» Given task
Extract the text of every entry below exactly; leave images out.

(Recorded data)
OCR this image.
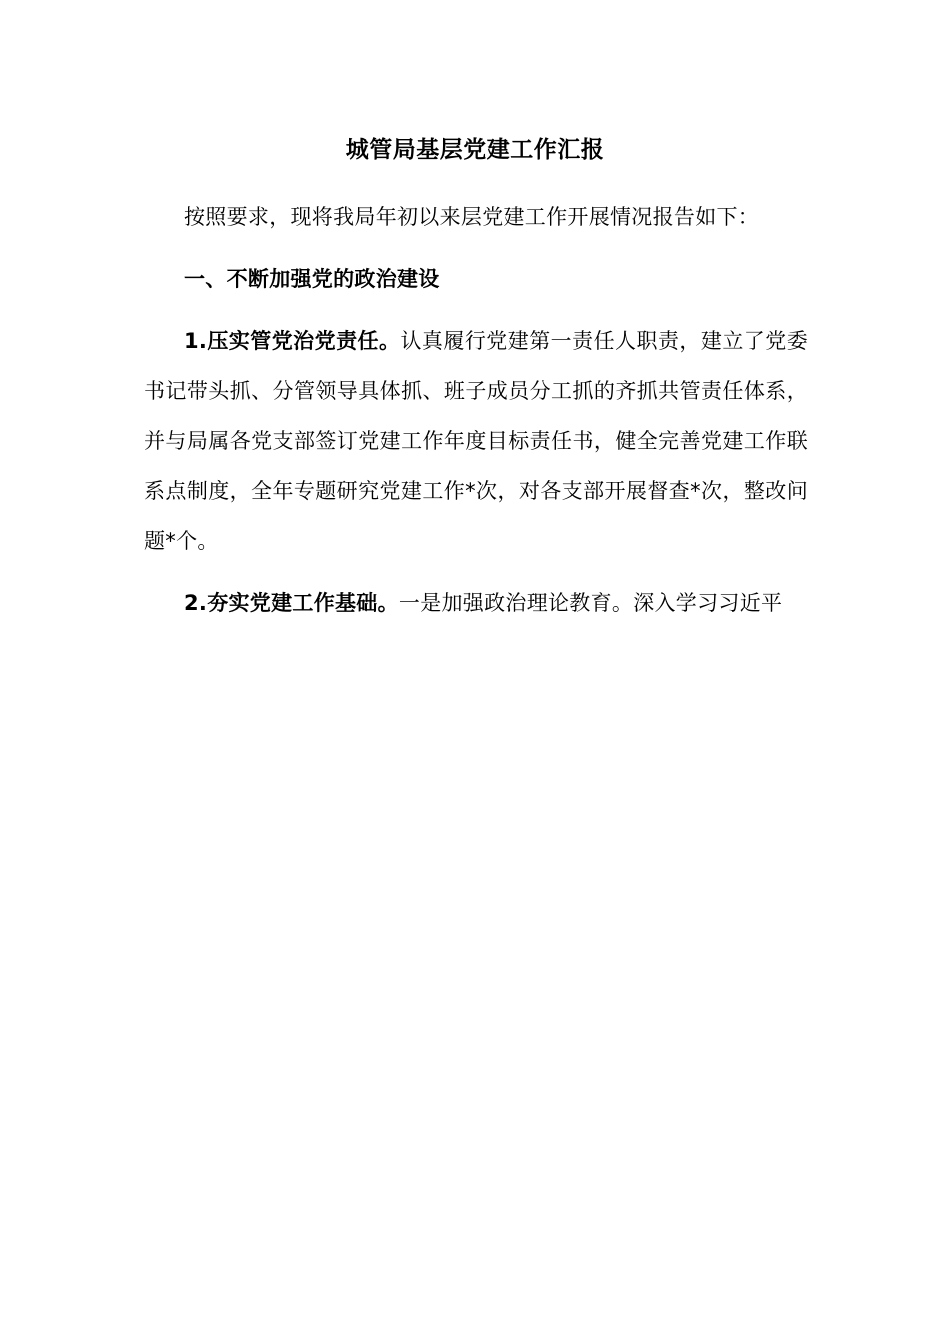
城管局基层党建工作汇报
按照要求，现将我局年初以来层党建工作开展情况报告如下：
一、不断加强党的政治建设
1.压实管党治党责任。认真履行党建第一责任人职责，建立了党委书记带头抓、分管领导具体抓、班子成员分工抓的齐抓共管责任体系，并与局属各党支部签订党建工作年度目标责任书，健全完善党建工作联系点制度，全年专题研究党建工作*次，对各支部开展督查*次，整改问题*个。
2.夯实党建工作基础。一是加强政治理论教育。深入学习习近平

» Answer below
OCR this image.
城管局基层党建工作汇报
按照要求，现将我局年初以来层党建工作开展情况报告如下：
一、不断加强党的政治建设
1.压实管党治党责任。认真履行党建第一责任人职责，建立了党委书记带头抓、分管领导具体抓、班子成员分工抓的齐抓共管责任体系，并与局属各党支部签订党建工作年度目标责任书，健全完善党建工作联系点制度，全年专题研究党建工作*次，对各支部开展督查*次，整改问题*个。
2.夯实党建工作基础。一是加强政治理论教育。深入学习习近平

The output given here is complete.